▸ **Given instruction**
Produce the listing below again, exactly as shown.

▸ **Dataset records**
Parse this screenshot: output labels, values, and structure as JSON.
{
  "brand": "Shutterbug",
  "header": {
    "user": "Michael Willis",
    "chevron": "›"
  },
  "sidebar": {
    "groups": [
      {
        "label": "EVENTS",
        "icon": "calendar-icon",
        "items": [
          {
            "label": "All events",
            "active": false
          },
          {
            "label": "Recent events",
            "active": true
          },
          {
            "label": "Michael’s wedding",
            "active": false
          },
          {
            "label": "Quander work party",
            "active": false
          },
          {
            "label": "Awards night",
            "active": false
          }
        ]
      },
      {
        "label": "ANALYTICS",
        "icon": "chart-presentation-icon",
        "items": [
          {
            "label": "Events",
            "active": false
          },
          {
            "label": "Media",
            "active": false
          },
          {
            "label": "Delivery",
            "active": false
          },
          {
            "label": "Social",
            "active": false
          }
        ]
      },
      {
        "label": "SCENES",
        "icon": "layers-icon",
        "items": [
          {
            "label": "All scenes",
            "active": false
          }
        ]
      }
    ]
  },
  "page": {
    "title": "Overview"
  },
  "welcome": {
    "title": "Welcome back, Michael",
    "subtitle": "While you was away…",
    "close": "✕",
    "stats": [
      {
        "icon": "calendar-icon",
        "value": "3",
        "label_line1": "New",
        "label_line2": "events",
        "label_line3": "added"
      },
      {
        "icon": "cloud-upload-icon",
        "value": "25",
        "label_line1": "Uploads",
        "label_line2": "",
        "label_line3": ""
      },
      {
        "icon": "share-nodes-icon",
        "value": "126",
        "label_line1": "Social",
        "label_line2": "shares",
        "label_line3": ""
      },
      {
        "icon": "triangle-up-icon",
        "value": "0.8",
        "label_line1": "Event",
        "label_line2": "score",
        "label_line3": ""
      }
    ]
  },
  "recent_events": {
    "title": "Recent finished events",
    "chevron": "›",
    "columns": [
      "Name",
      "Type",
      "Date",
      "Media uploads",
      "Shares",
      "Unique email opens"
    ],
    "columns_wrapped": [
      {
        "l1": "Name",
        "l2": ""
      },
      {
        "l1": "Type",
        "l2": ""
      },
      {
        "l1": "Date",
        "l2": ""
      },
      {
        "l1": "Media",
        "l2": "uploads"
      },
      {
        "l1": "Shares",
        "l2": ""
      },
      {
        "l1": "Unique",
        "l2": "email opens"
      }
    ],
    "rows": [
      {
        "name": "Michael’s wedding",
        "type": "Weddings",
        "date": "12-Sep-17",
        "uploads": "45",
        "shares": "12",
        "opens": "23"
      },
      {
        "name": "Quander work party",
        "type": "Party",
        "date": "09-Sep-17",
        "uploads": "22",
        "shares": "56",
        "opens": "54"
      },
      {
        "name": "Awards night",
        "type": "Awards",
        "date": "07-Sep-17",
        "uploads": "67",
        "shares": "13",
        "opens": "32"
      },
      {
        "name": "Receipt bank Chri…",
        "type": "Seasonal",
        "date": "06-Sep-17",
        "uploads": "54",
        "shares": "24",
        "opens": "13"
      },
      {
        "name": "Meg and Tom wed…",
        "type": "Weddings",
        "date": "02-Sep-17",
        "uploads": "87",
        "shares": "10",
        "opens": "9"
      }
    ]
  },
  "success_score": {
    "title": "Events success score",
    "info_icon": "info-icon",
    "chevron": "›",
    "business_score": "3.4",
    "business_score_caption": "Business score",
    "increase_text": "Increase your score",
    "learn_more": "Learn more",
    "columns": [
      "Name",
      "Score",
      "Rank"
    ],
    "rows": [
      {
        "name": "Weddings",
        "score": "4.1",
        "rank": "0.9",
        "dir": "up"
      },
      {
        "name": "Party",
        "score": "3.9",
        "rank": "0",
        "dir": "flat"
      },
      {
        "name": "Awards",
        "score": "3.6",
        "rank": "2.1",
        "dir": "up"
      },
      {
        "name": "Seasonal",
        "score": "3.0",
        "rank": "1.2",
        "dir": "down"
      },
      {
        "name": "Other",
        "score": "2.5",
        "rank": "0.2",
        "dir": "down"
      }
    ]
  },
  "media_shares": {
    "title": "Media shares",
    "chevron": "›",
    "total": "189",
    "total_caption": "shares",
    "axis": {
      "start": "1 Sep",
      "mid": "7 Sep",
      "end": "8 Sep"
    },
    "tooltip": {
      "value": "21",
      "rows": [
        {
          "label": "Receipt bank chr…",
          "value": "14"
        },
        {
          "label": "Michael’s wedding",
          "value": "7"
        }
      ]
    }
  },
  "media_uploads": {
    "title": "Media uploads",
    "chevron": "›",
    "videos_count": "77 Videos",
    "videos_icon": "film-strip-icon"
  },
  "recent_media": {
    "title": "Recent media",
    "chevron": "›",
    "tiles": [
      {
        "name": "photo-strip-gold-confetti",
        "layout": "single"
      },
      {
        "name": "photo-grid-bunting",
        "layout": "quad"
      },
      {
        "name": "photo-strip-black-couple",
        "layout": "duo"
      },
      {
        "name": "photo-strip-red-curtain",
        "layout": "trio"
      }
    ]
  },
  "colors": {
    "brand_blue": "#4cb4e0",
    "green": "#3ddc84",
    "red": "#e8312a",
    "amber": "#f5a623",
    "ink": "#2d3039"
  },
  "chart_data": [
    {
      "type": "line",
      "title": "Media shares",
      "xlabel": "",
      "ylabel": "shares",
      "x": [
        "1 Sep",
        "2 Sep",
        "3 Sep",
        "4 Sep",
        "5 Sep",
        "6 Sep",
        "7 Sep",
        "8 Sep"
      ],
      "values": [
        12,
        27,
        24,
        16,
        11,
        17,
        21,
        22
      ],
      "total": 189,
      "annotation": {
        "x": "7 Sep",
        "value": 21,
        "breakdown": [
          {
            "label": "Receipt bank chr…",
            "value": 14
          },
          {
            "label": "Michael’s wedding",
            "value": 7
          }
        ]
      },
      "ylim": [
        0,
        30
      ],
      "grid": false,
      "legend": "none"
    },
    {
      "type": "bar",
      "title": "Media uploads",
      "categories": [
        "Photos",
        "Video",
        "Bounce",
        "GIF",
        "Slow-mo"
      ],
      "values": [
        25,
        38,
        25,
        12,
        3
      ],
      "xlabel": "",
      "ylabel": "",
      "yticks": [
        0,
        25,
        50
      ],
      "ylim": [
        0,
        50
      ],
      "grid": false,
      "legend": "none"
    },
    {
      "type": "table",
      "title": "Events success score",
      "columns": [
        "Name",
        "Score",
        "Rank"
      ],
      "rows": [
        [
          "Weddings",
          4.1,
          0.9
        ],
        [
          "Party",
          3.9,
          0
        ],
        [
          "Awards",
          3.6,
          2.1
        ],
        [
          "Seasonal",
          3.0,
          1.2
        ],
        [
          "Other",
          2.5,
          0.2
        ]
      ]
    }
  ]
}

▸ **Full output**
Parse this screenshot: output labels, values, and structure as JSON.
{
  "brand": "Shutterbug",
  "header": {
    "user": "Michael Willis",
    "chevron": "›"
  },
  "sidebar": {
    "groups": [
      {
        "label": "EVENTS",
        "icon": "calendar-icon",
        "items": [
          {
            "label": "All events",
            "active": false
          },
          {
            "label": "Recent events",
            "active": true
          },
          {
            "label": "Michael’s wedding",
            "active": false
          },
          {
            "label": "Quander work party",
            "active": false
          },
          {
            "label": "Awards night",
            "active": false
          }
        ]
      },
      {
        "label": "ANALYTICS",
        "icon": "chart-presentation-icon",
        "items": [
          {
            "label": "Events",
            "active": false
          },
          {
            "label": "Media",
            "active": false
          },
          {
            "label": "Delivery",
            "active": false
          },
          {
            "label": "Social",
            "active": false
          }
        ]
      },
      {
        "label": "SCENES",
        "icon": "layers-icon",
        "items": [
          {
            "label": "All scenes",
            "active": false
          }
        ]
      }
    ]
  },
  "page": {
    "title": "Overview"
  },
  "welcome": {
    "title": "Welcome back, Michael",
    "subtitle": "While you was away…",
    "close": "✕",
    "stats": [
      {
        "icon": "calendar-icon",
        "value": "3",
        "label_line1": "New",
        "label_line2": "events",
        "label_line3": "added"
      },
      {
        "icon": "cloud-upload-icon",
        "value": "25",
        "label_line1": "Uploads",
        "label_line2": "",
        "label_line3": ""
      },
      {
        "icon": "share-nodes-icon",
        "value": "126",
        "label_line1": "Social",
        "label_line2": "shares",
        "label_line3": ""
      },
      {
        "icon": "triangle-up-icon",
        "value": "0.8",
        "label_line1": "Event",
        "label_line2": "score",
        "label_line3": ""
      }
    ]
  },
  "recent_events": {
    "title": "Recent finished events",
    "chevron": "›",
    "columns": [
      "Name",
      "Type",
      "Date",
      "Media uploads",
      "Shares",
      "Unique email opens"
    ],
    "columns_wrapped": [
      {
        "l1": "Name",
        "l2": ""
      },
      {
        "l1": "Type",
        "l2": ""
      },
      {
        "l1": "Date",
        "l2": ""
      },
      {
        "l1": "Media",
        "l2": "uploads"
      },
      {
        "l1": "Shares",
        "l2": ""
      },
      {
        "l1": "Unique",
        "l2": "email opens"
      }
    ],
    "rows": [
      {
        "name": "Michael’s wedding",
        "type": "Weddings",
        "date": "12-Sep-17",
        "uploads": "45",
        "shares": "12",
        "opens": "23"
      },
      {
        "name": "Quander work party",
        "type": "Party",
        "date": "09-Sep-17",
        "uploads": "22",
        "shares": "56",
        "opens": "54"
      },
      {
        "name": "Awards night",
        "type": "Awards",
        "date": "07-Sep-17",
        "uploads": "67",
        "shares": "13",
        "opens": "32"
      },
      {
        "name": "Receipt bank Chri…",
        "type": "Seasonal",
        "date": "06-Sep-17",
        "uploads": "54",
        "shares": "24",
        "opens": "13"
      },
      {
        "name": "Meg and Tom wed…",
        "type": "Weddings",
        "date": "02-Sep-17",
        "uploads": "87",
        "shares": "10",
        "opens": "9"
      }
    ]
  },
  "success_score": {
    "title": "Events success score",
    "info_icon": "info-icon",
    "chevron": "›",
    "business_score": "3.4",
    "business_score_caption": "Business score",
    "increase_text": "Increase your score",
    "learn_more": "Learn more",
    "columns": [
      "Name",
      "Score",
      "Rank"
    ],
    "rows": [
      {
        "name": "Weddings",
        "score": "4.1",
        "rank": "0.9",
        "dir": "up"
      },
      {
        "name": "Party",
        "score": "3.9",
        "rank": "0",
        "dir": "flat"
      },
      {
        "name": "Awards",
        "score": "3.6",
        "rank": "2.1",
        "dir": "up"
      },
      {
        "name": "Seasonal",
        "score": "3.0",
        "rank": "1.2",
        "dir": "down"
      },
      {
        "name": "Other",
        "score": "2.5",
        "rank": "0.2",
        "dir": "down"
      }
    ]
  },
  "media_shares": {
    "title": "Media shares",
    "chevron": "›",
    "total": "189",
    "total_caption": "shares",
    "axis": {
      "start": "1 Sep",
      "mid": "7 Sep",
      "end": "8 Sep"
    },
    "tooltip": {
      "value": "21",
      "rows": [
        {
          "label": "Receipt bank chr…",
          "value": "14"
        },
        {
          "label": "Michael’s wedding",
          "value": "7"
        }
      ]
    }
  },
  "media_uploads": {
    "title": "Media uploads",
    "chevron": "›",
    "videos_count": "77 Videos",
    "videos_icon": "film-strip-icon"
  },
  "recent_media": {
    "title": "Recent media",
    "chevron": "›",
    "tiles": [
      {
        "name": "photo-strip-gold-confetti",
        "layout": "single"
      },
      {
        "name": "photo-grid-bunting",
        "layout": "quad"
      },
      {
        "name": "photo-strip-black-couple",
        "layout": "duo"
      },
      {
        "name": "photo-strip-red-curtain",
        "layout": "trio"
      }
    ]
  },
  "colors": {
    "brand_blue": "#4cb4e0",
    "green": "#3ddc84",
    "red": "#e8312a",
    "amber": "#f5a623",
    "ink": "#2d3039"
  },
  "chart_data": [
    {
      "type": "line",
      "title": "Media shares",
      "xlabel": "",
      "ylabel": "shares",
      "x": [
        "1 Sep",
        "2 Sep",
        "3 Sep",
        "4 Sep",
        "5 Sep",
        "6 Sep",
        "7 Sep",
        "8 Sep"
      ],
      "values": [
        12,
        27,
        24,
        16,
        11,
        17,
        21,
        22
      ],
      "total": 189,
      "annotation": {
        "x": "7 Sep",
        "value": 21,
        "breakdown": [
          {
            "label": "Receipt bank chr…",
            "value": 14
          },
          {
            "label": "Michael’s wedding",
            "value": 7
          }
        ]
      },
      "ylim": [
        0,
        30
      ],
      "grid": false,
      "legend": "none"
    },
    {
      "type": "bar",
      "title": "Media uploads",
      "categories": [
        "Photos",
        "Video",
        "Bounce",
        "GIF",
        "Slow-mo"
      ],
      "values": [
        25,
        38,
        25,
        12,
        3
      ],
      "xlabel": "",
      "ylabel": "",
      "yticks": [
        0,
        25,
        50
      ],
      "ylim": [
        0,
        50
      ],
      "grid": false,
      "legend": "none"
    },
    {
      "type": "table",
      "title": "Events success score",
      "columns": [
        "Name",
        "Score",
        "Rank"
      ],
      "rows": [
        [
          "Weddings",
          4.1,
          0.9
        ],
        [
          "Party",
          3.9,
          0
        ],
        [
          "Awards",
          3.6,
          2.1
        ],
        [
          "Seasonal",
          3.0,
          1.2
        ],
        [
          "Other",
          2.5,
          0.2
        ]
      ]
    }
  ]
}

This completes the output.